-------- RECORDS FOR THIS TASK --------
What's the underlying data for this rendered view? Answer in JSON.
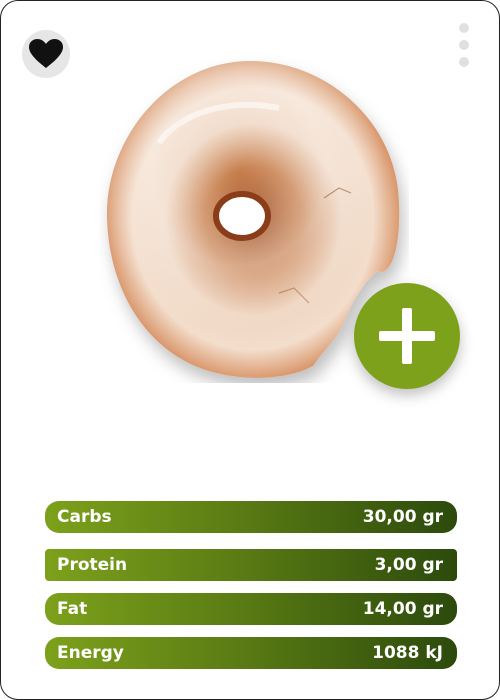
{
  "actions": {
    "favorite_icon": "heart-icon",
    "menu_icon": "more-vertical-icon",
    "add_icon": "plus-icon"
  },
  "colors": {
    "accent": "#7da11b",
    "bar_start": "#7da11b",
    "bar_end": "#2c4a0c",
    "favorite_bg": "#e6e6e6"
  },
  "nutrition": [
    {
      "label": "Carbs",
      "value": "30,00 gr"
    },
    {
      "label": "Protein",
      "value": "3,00 gr"
    },
    {
      "label": "Fat",
      "value": "14,00 gr"
    },
    {
      "label": "Energy",
      "value": "1088 kJ"
    }
  ]
}
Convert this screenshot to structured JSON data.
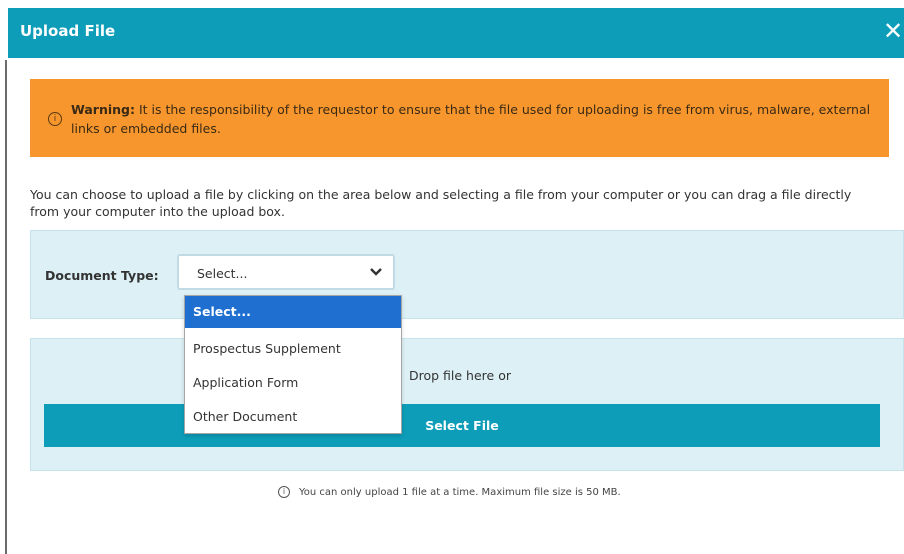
{
  "dialog": {
    "title": "Upload File",
    "close_icon": "close-icon"
  },
  "warning": {
    "icon": "info-icon",
    "label": "Warning:",
    "text": " It is the responsibility of the requestor to ensure that the file used for uploading is free from virus, malware, external links or embedded files."
  },
  "intro_text": "You can choose to upload a file by clicking on the area below and selecting a file from your computer or you can drag a file directly from your computer into the upload box.",
  "document_type": {
    "label": "Document Type:",
    "selected": "Select...",
    "options": [
      "Select...",
      "Prospectus Supplement",
      "Application Form",
      "Other Document"
    ]
  },
  "upload": {
    "drop_text": "Drop file here or",
    "button_label": "Select File"
  },
  "footer_note": "You can only upload 1 file at a time. Maximum file size is 50 MB.",
  "colors": {
    "header": "#0d9db8",
    "warning": "#f7962d",
    "panel": "#dcf0f5",
    "selected_option": "#1f6fd1"
  }
}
--------
Give back the entire listing verbatim, without the pictures.

What's the underlying data for this rendered view? Answer in JSON.
{
  "actions": {
    "favorite_icon": "heart-icon",
    "menu_icon": "more-vertical-icon",
    "add_icon": "plus-icon"
  },
  "colors": {
    "accent": "#7da11b",
    "bar_start": "#7da11b",
    "bar_end": "#2c4a0c",
    "favorite_bg": "#e6e6e6"
  },
  "nutrition": [
    {
      "label": "Carbs",
      "value": "30,00 gr"
    },
    {
      "label": "Protein",
      "value": "3,00 gr"
    },
    {
      "label": "Fat",
      "value": "14,00 gr"
    },
    {
      "label": "Energy",
      "value": "1088 kJ"
    }
  ]
}
Convert this screenshot to structured JSON data.
{
  "dialog": {
    "title": "Upload File",
    "close_icon": "close-icon"
  },
  "warning": {
    "icon": "info-icon",
    "label": "Warning:",
    "text": " It is the responsibility of the requestor to ensure that the file used for uploading is free from virus, malware, external links or embedded files."
  },
  "intro_text": "You can choose to upload a file by clicking on the area below and selecting a file from your computer or you can drag a file directly from your computer into the upload box.",
  "document_type": {
    "label": "Document Type:",
    "selected": "Select...",
    "options": [
      "Select...",
      "Prospectus Supplement",
      "Application Form",
      "Other Document"
    ]
  },
  "upload": {
    "drop_text": "Drop file here or",
    "button_label": "Select File"
  },
  "footer_note": "You can only upload 1 file at a time. Maximum file size is 50 MB.",
  "colors": {
    "header": "#0d9db8",
    "warning": "#f7962d",
    "panel": "#dcf0f5",
    "selected_option": "#1f6fd1"
  }
}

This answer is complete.